> **GOALS**:
**A.** Condense the paragraph of the Rootbeer README that begins "Be aware that you should not expect" into a short bulleted list that keeps its main facts.
**B.** Reproduce the Rootbeer README word for word, starting with "1. Composite objects" and going on through "elements of data.".

> **DOCUMENT PASSAGE**:
★ ★ ★ ★

Skip to content

millecker/rootbeer1

 
 

Repository files navigation

#Rootbeer

The Rootbeer GPU Compiler lets you use GPUs from within Java. It allows you to use almost anything from Java on the GPU:

  1. Composite objects with methods and fields
  2. Static and instance methods and fields
  3. Arrays of primitive and reference types of any dimension.

ROOTBEER IS PRE-PRODUCTION BETA. IF ROOTBEER WORKS FOR YOU, PLEASE LET ME KNOW AT PCPRATTS@TRIFORT.ORG

Be aware that you should not expect to get a speedup using a GPU by doing something simple like multiplying each element in an array by a scalar. Serialization time is a large bottleneck and usually you need an algorithm that is O(n^2) to O(n^3) per O(n) elements of data.

★ ★ ★ ★

> **SUPPLIED MATERIAL**:
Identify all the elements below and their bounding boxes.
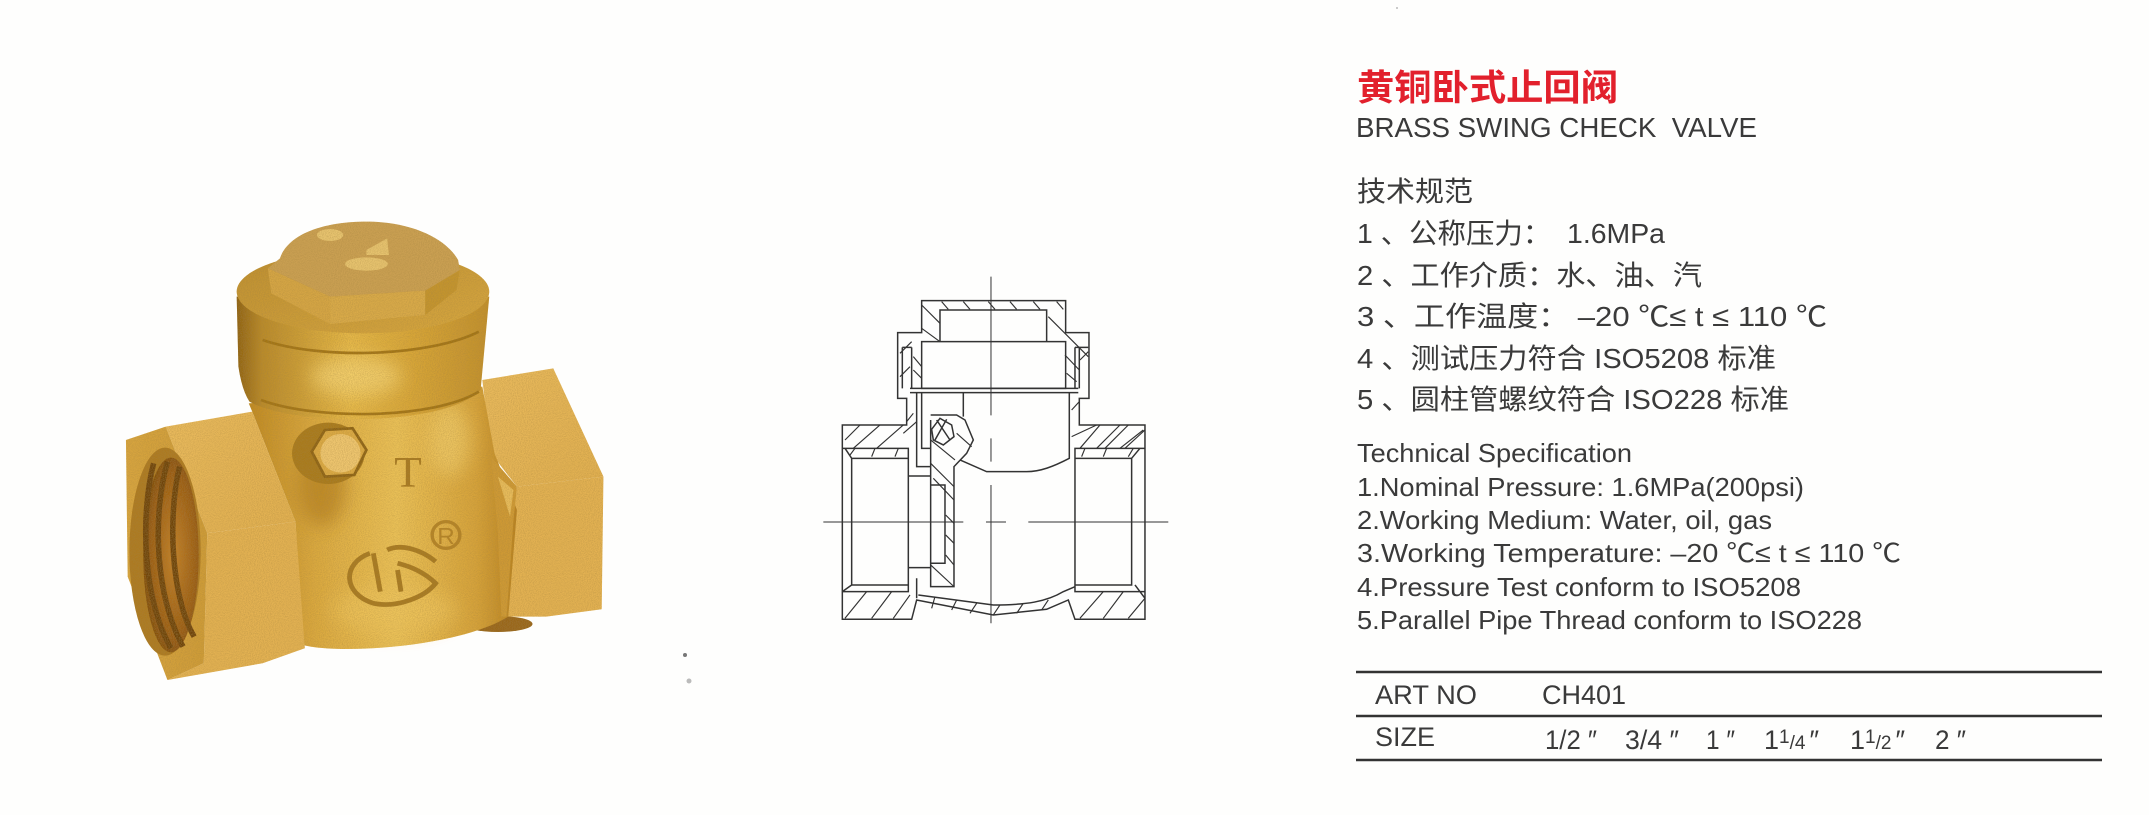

★ ★ ★ ★

> **ANSWERS**:
**A.**
- A GPU is unlikely to give a speedup for something simple like multiplying each element in an array by a scalar.
- Serialization time is a large bottleneck.
- You usually need an algorithm that is O(n^2) to O(n^3) per O(n) elements of data.

**B.**
1. Composite objects with methods and fields
  2. Static and instance methods and fields
  3. Arrays of primitive and reference types of any dimension.

ROOTBEER IS PRE-PRODUCTION BETA. IF ROOTBEER WORKS FOR YOU, PLEASE LET ME KNOW AT PCPRATTS@TRIFORT.ORG

Be aware that you should not expect to get a speedup using a GPU by doing something simple like multiplying each element in an array by a scalar. Serialization time is a large bottleneck and usually you need an algorithm that is O(n^2) to O(n^3) per O(n) elements of data.